§ Objective
Copy out every record below with complete accuracy.

§ Data supplied
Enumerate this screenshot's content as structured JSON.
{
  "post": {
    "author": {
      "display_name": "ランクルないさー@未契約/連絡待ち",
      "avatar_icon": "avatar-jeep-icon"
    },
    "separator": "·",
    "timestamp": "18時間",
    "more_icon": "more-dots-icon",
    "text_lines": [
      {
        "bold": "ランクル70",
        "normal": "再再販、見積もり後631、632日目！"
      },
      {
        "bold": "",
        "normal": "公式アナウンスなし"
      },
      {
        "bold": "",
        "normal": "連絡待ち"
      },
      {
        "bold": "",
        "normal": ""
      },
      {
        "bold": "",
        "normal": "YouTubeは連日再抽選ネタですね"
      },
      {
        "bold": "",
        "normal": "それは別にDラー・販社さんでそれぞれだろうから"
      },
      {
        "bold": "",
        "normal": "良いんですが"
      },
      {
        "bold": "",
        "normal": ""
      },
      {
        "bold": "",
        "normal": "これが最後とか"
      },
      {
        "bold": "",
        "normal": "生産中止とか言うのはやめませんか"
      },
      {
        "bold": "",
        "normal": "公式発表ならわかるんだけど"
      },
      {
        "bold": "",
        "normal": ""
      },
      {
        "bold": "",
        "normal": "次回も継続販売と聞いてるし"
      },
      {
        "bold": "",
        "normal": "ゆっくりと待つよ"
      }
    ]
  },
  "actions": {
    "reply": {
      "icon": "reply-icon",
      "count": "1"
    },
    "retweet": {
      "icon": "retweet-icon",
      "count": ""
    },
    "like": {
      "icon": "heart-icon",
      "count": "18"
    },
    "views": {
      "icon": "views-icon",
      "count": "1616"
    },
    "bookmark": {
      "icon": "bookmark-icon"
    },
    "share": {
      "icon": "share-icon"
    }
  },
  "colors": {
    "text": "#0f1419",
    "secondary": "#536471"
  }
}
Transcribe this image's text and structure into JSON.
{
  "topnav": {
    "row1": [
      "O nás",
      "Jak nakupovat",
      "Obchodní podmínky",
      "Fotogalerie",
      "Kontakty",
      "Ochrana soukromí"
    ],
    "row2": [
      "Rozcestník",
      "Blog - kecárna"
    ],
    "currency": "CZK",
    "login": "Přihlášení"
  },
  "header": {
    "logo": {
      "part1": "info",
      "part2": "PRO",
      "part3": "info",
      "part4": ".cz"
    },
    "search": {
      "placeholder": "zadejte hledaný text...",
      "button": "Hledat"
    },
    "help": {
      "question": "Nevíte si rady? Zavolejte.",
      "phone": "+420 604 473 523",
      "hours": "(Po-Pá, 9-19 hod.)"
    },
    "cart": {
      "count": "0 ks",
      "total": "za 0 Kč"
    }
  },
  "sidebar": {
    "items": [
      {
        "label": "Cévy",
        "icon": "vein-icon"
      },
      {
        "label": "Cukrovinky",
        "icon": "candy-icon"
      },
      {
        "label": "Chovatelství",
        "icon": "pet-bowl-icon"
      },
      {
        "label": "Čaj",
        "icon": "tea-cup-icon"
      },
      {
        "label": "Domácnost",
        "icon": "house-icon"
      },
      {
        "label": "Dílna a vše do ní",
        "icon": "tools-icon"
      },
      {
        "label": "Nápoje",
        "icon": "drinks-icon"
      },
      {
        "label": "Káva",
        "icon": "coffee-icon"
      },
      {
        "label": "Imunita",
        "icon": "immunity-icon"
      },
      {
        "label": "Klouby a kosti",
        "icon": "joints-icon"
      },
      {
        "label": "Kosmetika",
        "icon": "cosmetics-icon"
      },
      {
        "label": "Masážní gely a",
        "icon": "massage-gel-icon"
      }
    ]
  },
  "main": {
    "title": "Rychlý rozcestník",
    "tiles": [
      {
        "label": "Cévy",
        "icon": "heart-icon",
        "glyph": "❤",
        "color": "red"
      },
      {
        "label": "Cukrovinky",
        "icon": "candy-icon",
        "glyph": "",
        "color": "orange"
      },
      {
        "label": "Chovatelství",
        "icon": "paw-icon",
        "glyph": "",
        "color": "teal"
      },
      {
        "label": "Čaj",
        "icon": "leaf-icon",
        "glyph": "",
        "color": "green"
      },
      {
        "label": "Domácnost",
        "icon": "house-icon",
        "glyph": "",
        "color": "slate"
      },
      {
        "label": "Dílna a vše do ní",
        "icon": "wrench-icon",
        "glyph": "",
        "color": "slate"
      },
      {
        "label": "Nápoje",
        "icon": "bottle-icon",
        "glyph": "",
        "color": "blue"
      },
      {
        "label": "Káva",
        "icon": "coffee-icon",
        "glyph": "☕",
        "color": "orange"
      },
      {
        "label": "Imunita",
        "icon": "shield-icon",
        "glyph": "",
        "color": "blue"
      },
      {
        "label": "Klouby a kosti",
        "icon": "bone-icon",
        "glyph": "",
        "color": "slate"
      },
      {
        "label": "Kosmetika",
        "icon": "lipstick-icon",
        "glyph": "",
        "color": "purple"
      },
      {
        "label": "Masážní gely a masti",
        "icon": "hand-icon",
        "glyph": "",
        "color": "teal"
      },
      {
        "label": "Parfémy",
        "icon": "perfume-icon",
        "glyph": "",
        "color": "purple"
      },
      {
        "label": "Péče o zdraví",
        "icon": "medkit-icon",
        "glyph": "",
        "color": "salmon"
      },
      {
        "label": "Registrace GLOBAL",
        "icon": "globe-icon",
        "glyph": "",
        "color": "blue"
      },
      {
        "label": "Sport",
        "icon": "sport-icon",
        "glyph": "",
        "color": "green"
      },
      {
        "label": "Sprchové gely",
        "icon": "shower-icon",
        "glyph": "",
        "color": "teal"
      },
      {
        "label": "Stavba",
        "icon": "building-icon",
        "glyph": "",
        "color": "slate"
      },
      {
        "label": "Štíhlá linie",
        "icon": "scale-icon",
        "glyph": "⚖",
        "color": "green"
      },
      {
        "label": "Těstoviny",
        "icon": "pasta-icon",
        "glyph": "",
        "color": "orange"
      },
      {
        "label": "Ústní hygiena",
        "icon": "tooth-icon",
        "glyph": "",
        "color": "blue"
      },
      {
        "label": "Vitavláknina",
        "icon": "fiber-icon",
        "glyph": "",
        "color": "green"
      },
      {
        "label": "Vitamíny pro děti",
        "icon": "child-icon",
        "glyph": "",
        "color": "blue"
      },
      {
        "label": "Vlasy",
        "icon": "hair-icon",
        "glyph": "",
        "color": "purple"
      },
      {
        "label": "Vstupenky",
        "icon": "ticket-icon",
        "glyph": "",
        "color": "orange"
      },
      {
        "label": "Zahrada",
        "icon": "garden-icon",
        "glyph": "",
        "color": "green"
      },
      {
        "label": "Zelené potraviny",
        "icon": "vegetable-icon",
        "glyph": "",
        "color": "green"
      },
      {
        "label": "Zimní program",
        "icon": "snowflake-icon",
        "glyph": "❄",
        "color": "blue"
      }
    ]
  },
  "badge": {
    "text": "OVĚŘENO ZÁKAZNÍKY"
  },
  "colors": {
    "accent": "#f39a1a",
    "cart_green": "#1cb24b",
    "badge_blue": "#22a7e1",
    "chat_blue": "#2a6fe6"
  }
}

§ Correct result
Enumerate this screenshot's content as structured JSON.
{
  "post": {
    "author": {
      "display_name": "ランクルないさー@未契約/連絡待ち",
      "avatar_icon": "avatar-jeep-icon"
    },
    "separator": "·",
    "timestamp": "18時間",
    "more_icon": "more-dots-icon",
    "text_lines": [
      {
        "bold": "ランクル70",
        "normal": "再再販、見積もり後631、632日目！"
      },
      {
        "bold": "",
        "normal": "公式アナウンスなし"
      },
      {
        "bold": "",
        "normal": "連絡待ち"
      },
      {
        "bold": "",
        "normal": ""
      },
      {
        "bold": "",
        "normal": "YouTubeは連日再抽選ネタですね"
      },
      {
        "bold": "",
        "normal": "それは別にDラー・販社さんでそれぞれだろうから"
      },
      {
        "bold": "",
        "normal": "良いんですが"
      },
      {
        "bold": "",
        "normal": ""
      },
      {
        "bold": "",
        "normal": "これが最後とか"
      },
      {
        "bold": "",
        "normal": "生産中止とか言うのはやめませんか"
      },
      {
        "bold": "",
        "normal": "公式発表ならわかるんだけど"
      },
      {
        "bold": "",
        "normal": ""
      },
      {
        "bold": "",
        "normal": "次回も継続販売と聞いてるし"
      },
      {
        "bold": "",
        "normal": "ゆっくりと待つよ"
      }
    ]
  },
  "actions": {
    "reply": {
      "icon": "reply-icon",
      "count": "1"
    },
    "retweet": {
      "icon": "retweet-icon",
      "count": ""
    },
    "like": {
      "icon": "heart-icon",
      "count": "18"
    },
    "views": {
      "icon": "views-icon",
      "count": "1616"
    },
    "bookmark": {
      "icon": "bookmark-icon"
    },
    "share": {
      "icon": "share-icon"
    }
  },
  "colors": {
    "text": "#0f1419",
    "secondary": "#536471"
  }
}
Transcribe this image's text and structure into JSON.
{
  "topnav": {
    "row1": [
      "O nás",
      "Jak nakupovat",
      "Obchodní podmínky",
      "Fotogalerie",
      "Kontakty",
      "Ochrana soukromí"
    ],
    "row2": [
      "Rozcestník",
      "Blog - kecárna"
    ],
    "currency": "CZK",
    "login": "Přihlášení"
  },
  "header": {
    "logo": {
      "part1": "info",
      "part2": "PRO",
      "part3": "info",
      "part4": ".cz"
    },
    "search": {
      "placeholder": "zadejte hledaný text...",
      "button": "Hledat"
    },
    "help": {
      "question": "Nevíte si rady? Zavolejte.",
      "phone": "+420 604 473 523",
      "hours": "(Po-Pá, 9-19 hod.)"
    },
    "cart": {
      "count": "0 ks",
      "total": "za 0 Kč"
    }
  },
  "sidebar": {
    "items": [
      {
        "label": "Cévy",
        "icon": "vein-icon"
      },
      {
        "label": "Cukrovinky",
        "icon": "candy-icon"
      },
      {
        "label": "Chovatelství",
        "icon": "pet-bowl-icon"
      },
      {
        "label": "Čaj",
        "icon": "tea-cup-icon"
      },
      {
        "label": "Domácnost",
        "icon": "house-icon"
      },
      {
        "label": "Dílna a vše do ní",
        "icon": "tools-icon"
      },
      {
        "label": "Nápoje",
        "icon": "drinks-icon"
      },
      {
        "label": "Káva",
        "icon": "coffee-icon"
      },
      {
        "label": "Imunita",
        "icon": "immunity-icon"
      },
      {
        "label": "Klouby a kosti",
        "icon": "joints-icon"
      },
      {
        "label": "Kosmetika",
        "icon": "cosmetics-icon"
      },
      {
        "label": "Masážní gely a",
        "icon": "massage-gel-icon"
      }
    ]
  },
  "main": {
    "title": "Rychlý rozcestník",
    "tiles": [
      {
        "label": "Cévy",
        "icon": "heart-icon",
        "glyph": "❤",
        "color": "red"
      },
      {
        "label": "Cukrovinky",
        "icon": "candy-icon",
        "glyph": "",
        "color": "orange"
      },
      {
        "label": "Chovatelství",
        "icon": "paw-icon",
        "glyph": "",
        "color": "teal"
      },
      {
        "label": "Čaj",
        "icon": "leaf-icon",
        "glyph": "",
        "color": "green"
      },
      {
        "label": "Domácnost",
        "icon": "house-icon",
        "glyph": "",
        "color": "slate"
      },
      {
        "label": "Dílna a vše do ní",
        "icon": "wrench-icon",
        "glyph": "",
        "color": "slate"
      },
      {
        "label": "Nápoje",
        "icon": "bottle-icon",
        "glyph": "",
        "color": "blue"
      },
      {
        "label": "Káva",
        "icon": "coffee-icon",
        "glyph": "☕",
        "color": "orange"
      },
      {
        "label": "Imunita",
        "icon": "shield-icon",
        "glyph": "",
        "color": "blue"
      },
      {
        "label": "Klouby a kosti",
        "icon": "bone-icon",
        "glyph": "",
        "color": "slate"
      },
      {
        "label": "Kosmetika",
        "icon": "lipstick-icon",
        "glyph": "",
        "color": "purple"
      },
      {
        "label": "Masážní gely a masti",
        "icon": "hand-icon",
        "glyph": "",
        "color": "teal"
      },
      {
        "label": "Parfémy",
        "icon": "perfume-icon",
        "glyph": "",
        "color": "purple"
      },
      {
        "label": "Péče o zdraví",
        "icon": "medkit-icon",
        "glyph": "",
        "color": "salmon"
      },
      {
        "label": "Registrace GLOBAL",
        "icon": "globe-icon",
        "glyph": "",
        "color": "blue"
      },
      {
        "label": "Sport",
        "icon": "sport-icon",
        "glyph": "",
        "color": "green"
      },
      {
        "label": "Sprchové gely",
        "icon": "shower-icon",
        "glyph": "",
        "color": "teal"
      },
      {
        "label": "Stavba",
        "icon": "building-icon",
        "glyph": "",
        "color": "slate"
      },
      {
        "label": "Štíhlá linie",
        "icon": "scale-icon",
        "glyph": "⚖",
        "color": "green"
      },
      {
        "label": "Těstoviny",
        "icon": "pasta-icon",
        "glyph": "",
        "color": "orange"
      },
      {
        "label": "Ústní hygiena",
        "icon": "tooth-icon",
        "glyph": "",
        "color": "blue"
      },
      {
        "label": "Vitavláknina",
        "icon": "fiber-icon",
        "glyph": "",
        "color": "green"
      },
      {
        "label": "Vitamíny pro děti",
        "icon": "child-icon",
        "glyph": "",
        "color": "blue"
      },
      {
        "label": "Vlasy",
        "icon": "hair-icon",
        "glyph": "",
        "color": "purple"
      },
      {
        "label": "Vstupenky",
        "icon": "ticket-icon",
        "glyph": "",
        "color": "orange"
      },
      {
        "label": "Zahrada",
        "icon": "garden-icon",
        "glyph": "",
        "color": "green"
      },
      {
        "label": "Zelené potraviny",
        "icon": "vegetable-icon",
        "glyph": "",
        "color": "green"
      },
      {
        "label": "Zimní program",
        "icon": "snowflake-icon",
        "glyph": "❄",
        "color": "blue"
      }
    ]
  },
  "badge": {
    "text": "OVĚŘENO ZÁKAZNÍKY"
  },
  "colors": {
    "accent": "#f39a1a",
    "cart_green": "#1cb24b",
    "badge_blue": "#22a7e1",
    "chat_blue": "#2a6fe6"
  }
}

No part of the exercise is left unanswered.